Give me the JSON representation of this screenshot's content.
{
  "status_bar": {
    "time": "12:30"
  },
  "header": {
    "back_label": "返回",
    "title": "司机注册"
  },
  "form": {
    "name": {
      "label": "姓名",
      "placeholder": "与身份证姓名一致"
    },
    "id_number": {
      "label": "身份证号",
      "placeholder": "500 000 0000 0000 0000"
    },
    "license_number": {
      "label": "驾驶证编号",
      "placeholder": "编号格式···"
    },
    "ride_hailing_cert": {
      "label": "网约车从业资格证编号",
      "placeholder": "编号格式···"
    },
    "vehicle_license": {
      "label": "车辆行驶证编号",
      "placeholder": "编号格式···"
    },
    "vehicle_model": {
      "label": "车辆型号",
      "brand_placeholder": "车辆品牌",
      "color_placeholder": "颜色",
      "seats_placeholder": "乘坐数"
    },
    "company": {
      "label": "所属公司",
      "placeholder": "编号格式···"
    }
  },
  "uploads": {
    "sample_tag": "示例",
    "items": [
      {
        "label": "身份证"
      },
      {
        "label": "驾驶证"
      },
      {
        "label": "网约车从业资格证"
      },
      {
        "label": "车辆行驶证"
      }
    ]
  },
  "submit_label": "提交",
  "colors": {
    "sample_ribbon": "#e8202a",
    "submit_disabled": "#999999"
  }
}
============================================================
WORK TO DO: Set down each entry again, unchanged.

TASK RESULT:
Give me the JSON representation of this screenshot's content.
{
  "status_bar": {
    "time": "12:30"
  },
  "header": {
    "back_label": "返回",
    "title": "司机注册"
  },
  "form": {
    "name": {
      "label": "姓名",
      "placeholder": "与身份证姓名一致"
    },
    "id_number": {
      "label": "身份证号",
      "placeholder": "500 000 0000 0000 0000"
    },
    "license_number": {
      "label": "驾驶证编号",
      "placeholder": "编号格式···"
    },
    "ride_hailing_cert": {
      "label": "网约车从业资格证编号",
      "placeholder": "编号格式···"
    },
    "vehicle_license": {
      "label": "车辆行驶证编号",
      "placeholder": "编号格式···"
    },
    "vehicle_model": {
      "label": "车辆型号",
      "brand_placeholder": "车辆品牌",
      "color_placeholder": "颜色",
      "seats_placeholder": "乘坐数"
    },
    "company": {
      "label": "所属公司",
      "placeholder": "编号格式···"
    }
  },
  "uploads": {
    "sample_tag": "示例",
    "items": [
      {
        "label": "身份证"
      },
      {
        "label": "驾驶证"
      },
      {
        "label": "网约车从业资格证"
      },
      {
        "label": "车辆行驶证"
      }
    ]
  },
  "submit_label": "提交",
  "colors": {
    "sample_ribbon": "#e8202a",
    "submit_disabled": "#999999"
  }
}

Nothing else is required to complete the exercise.